Data entries:
########################################
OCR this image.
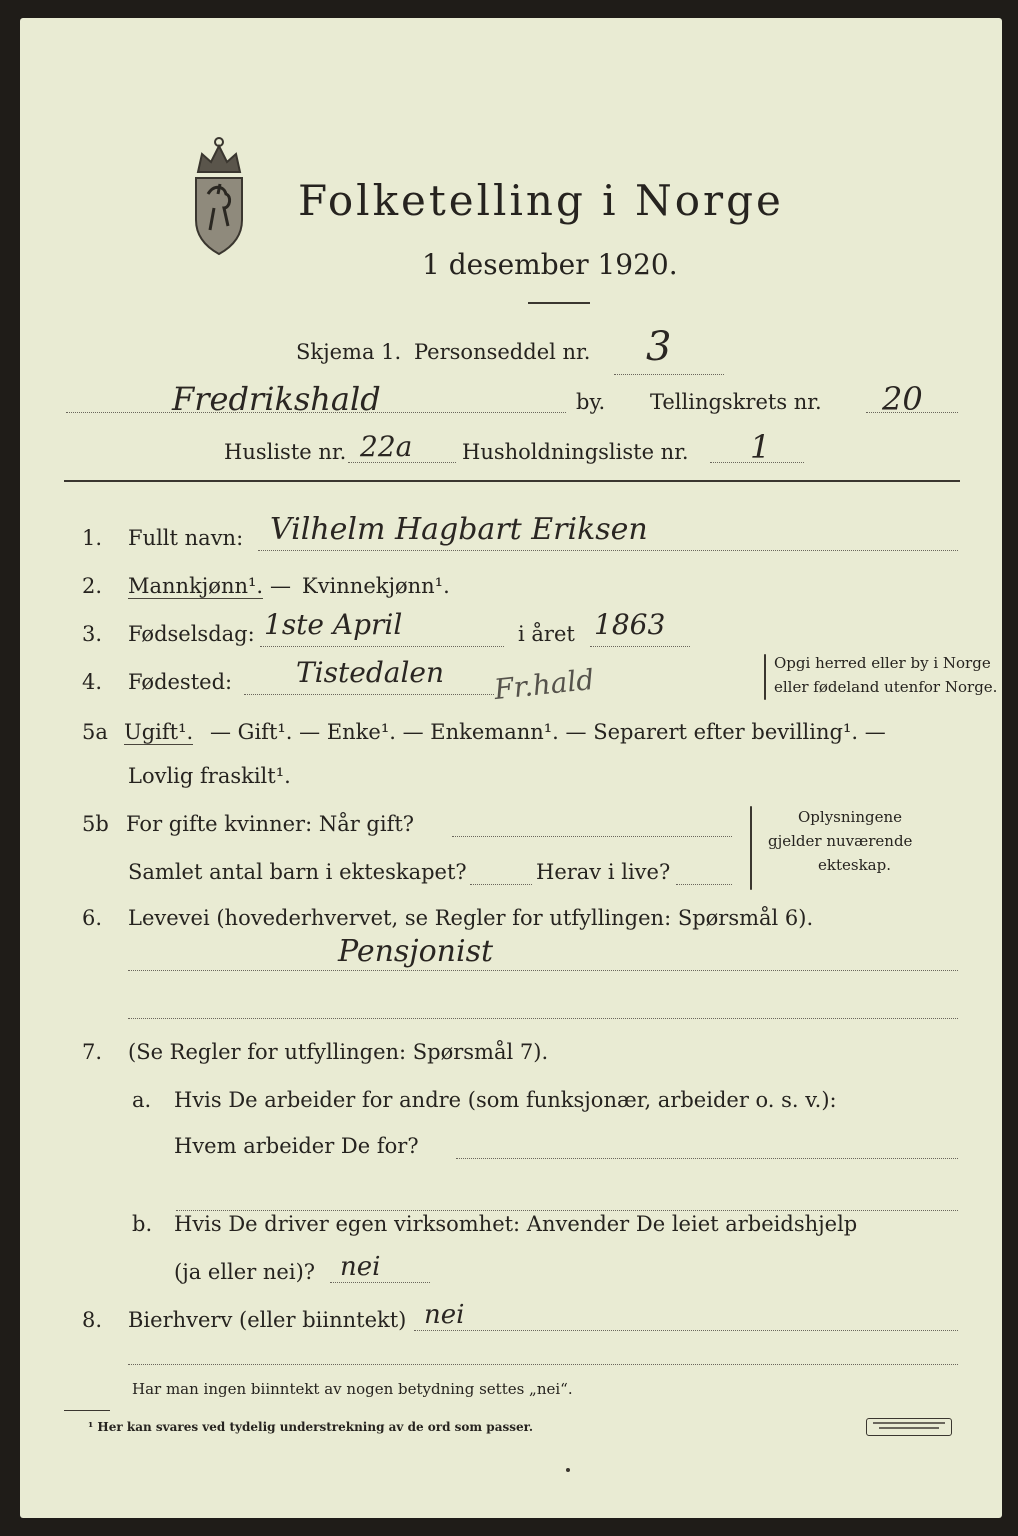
Folketelling i Norge
1 desember 1920.
Skjema 1. Personseddel nr. 3
Fredrikshald	by. Tellingskrets nr. 20
Husliste nr. 22a Husholdningsliste nr. 1
1. Fullt navn: Vilhelm Hagbart Eriksen
2. Mannkjønn¹. — Kvinnekjønn¹.
3. Fødselsdag: 1ste April	i året 1863
4. Fødested: Tistedalen Fr.hald	Opgi herred eller by i Norge
eller fødeland utenfor Norge.
5a Ugift¹. — Gift¹. — Enke¹. — Enkemann¹. — Separert efter bevilling¹. —
Lovlig fraskilt¹.
5b For gifte kvinner: Når gift?
Samlet antal barn i ekteskapet?	Herav i live?
Oplysningene
gjelder nuværende
ekteskap.
6. Levevei (hovederhvervet, se Regler for utfyllingen: Spørsmål 6).
Pensjonist
7. (Se Regler for utfyllingen: Spørsmål 7).
a. Hvis De arbeider for andre (som funksjonær, arbeider o. s. v.):
Hvem arbeider De for?
b. Hvis De driver egen virksomhet: Anvender De leiet arbeidshjelp
(ja eller nei)? nei
8. Bierhverv (eller biinntekt) nei
Har man ingen biinntekt av nogen betydning settes „nei“.
¹ Her kan svares ved tydelig understrekning av de ord som passer.
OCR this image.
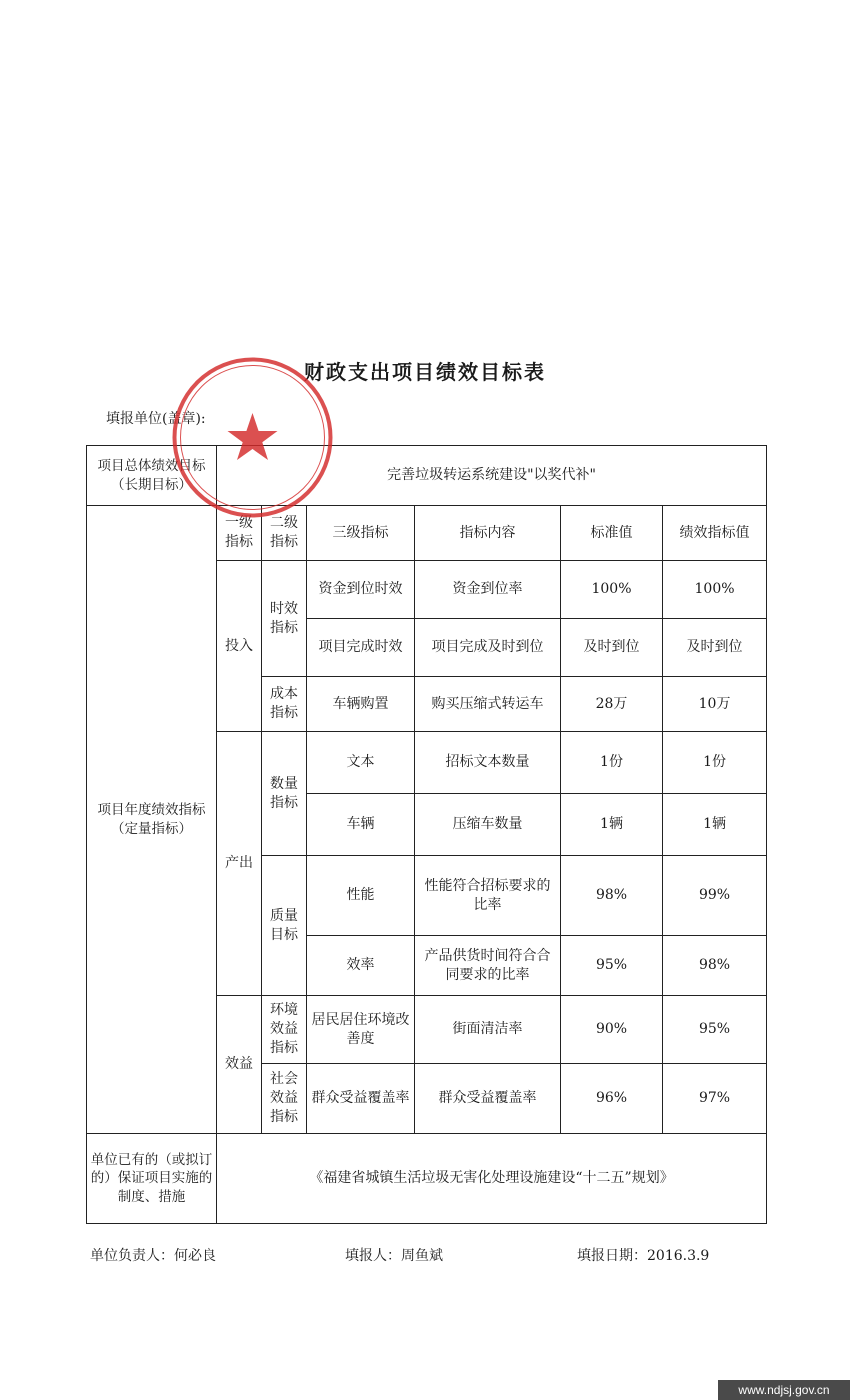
财政支出项目绩效目标表
填报单位(盖章):
项目总体绩效目标（长期目标）	完善垃圾转运系统建设"以奖代补"					
项目年度绩效指标（定量指标）	一级指标	二级指标	三级指标	指标内容	标准值	绩效指标值
	投入	时效指标	资金到位时效	资金到位率	100%	100%
			项目完成时效	项目完成及时到位	及时到位	及时到位
		成本指标	车辆购置	购买压缩式转运车	28万	10万
	产出	数量指标	文本	招标文本数量	1份	1份
			车辆	压缩车数量	1辆	1辆
		质量目标	性能	性能符合招标要求的比率	98%	99%
			效率	产品供货时间符合合同要求的比率	95%	98%
	效益	环境效益指标	居民居住环境改善度	街面清洁率	90%	95%
		社会效益指标	群众受益覆盖率	群众受益覆盖率	96%	97%
单位已有的（或拟订的）保证项目实施的制度、措施	《福建省城镇生活垃圾无害化处理设施建设“十二五”规划》					
单位负责人：何必良	填报人：周鱼斌	填报日期：2016.3.9
www.ndjsj.gov.cn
########################################
**Task directions**
Produce an exact copy of each line of data, skipping embedded images.

**Full output**
OCR this image.
Folketelling i Norge
1 desember 1920.
Skjema 1. Personseddel nr. 3
Fredrikshald	by. Tellingskrets nr. 20
Husliste nr. 22a Husholdningsliste nr. 1
1. Fullt navn: Vilhelm Hagbart Eriksen
2. Mannkjønn¹. — Kvinnekjønn¹.
3. Fødselsdag: 1ste April	i året 1863
4. Fødested: Tistedalen Fr.hald	Opgi herred eller by i Norge
eller fødeland utenfor Norge.
5a Ugift¹. — Gift¹. — Enke¹. — Enkemann¹. — Separert efter bevilling¹. —
Lovlig fraskilt¹.
5b For gifte kvinner: Når gift?
Samlet antal barn i ekteskapet?	Herav i live?
Oplysningene
gjelder nuværende
ekteskap.
6. Levevei (hovederhvervet, se Regler for utfyllingen: Spørsmål 6).
Pensjonist
7. (Se Regler for utfyllingen: Spørsmål 7).
a. Hvis De arbeider for andre (som funksjonær, arbeider o. s. v.):
Hvem arbeider De for?
b. Hvis De driver egen virksomhet: Anvender De leiet arbeidshjelp
(ja eller nei)? nei
8. Bierhverv (eller biinntekt) nei
Har man ingen biinntekt av nogen betydning settes „nei“.
¹ Her kan svares ved tydelig understrekning av de ord som passer.
OCR this image.
财政支出项目绩效目标表
填报单位(盖章):
项目总体绩效目标（长期目标）	完善垃圾转运系统建设"以奖代补"					
项目年度绩效指标（定量指标）	一级指标	二级指标	三级指标	指标内容	标准值	绩效指标值
	投入	时效指标	资金到位时效	资金到位率	100%	100%
			项目完成时效	项目完成及时到位	及时到位	及时到位
		成本指标	车辆购置	购买压缩式转运车	28万	10万
	产出	数量指标	文本	招标文本数量	1份	1份
			车辆	压缩车数量	1辆	1辆
		质量目标	性能	性能符合招标要求的比率	98%	99%
			效率	产品供货时间符合合同要求的比率	95%	98%
	效益	环境效益指标	居民居住环境改善度	街面清洁率	90%	95%
		社会效益指标	群众受益覆盖率	群众受益覆盖率	96%	97%
单位已有的（或拟订的）保证项目实施的制度、措施	《福建省城镇生活垃圾无害化处理设施建设“十二五”规划》					
单位负责人：何必良	填报人：周鱼斌	填报日期：2016.3.9
www.ndjsj.gov.cn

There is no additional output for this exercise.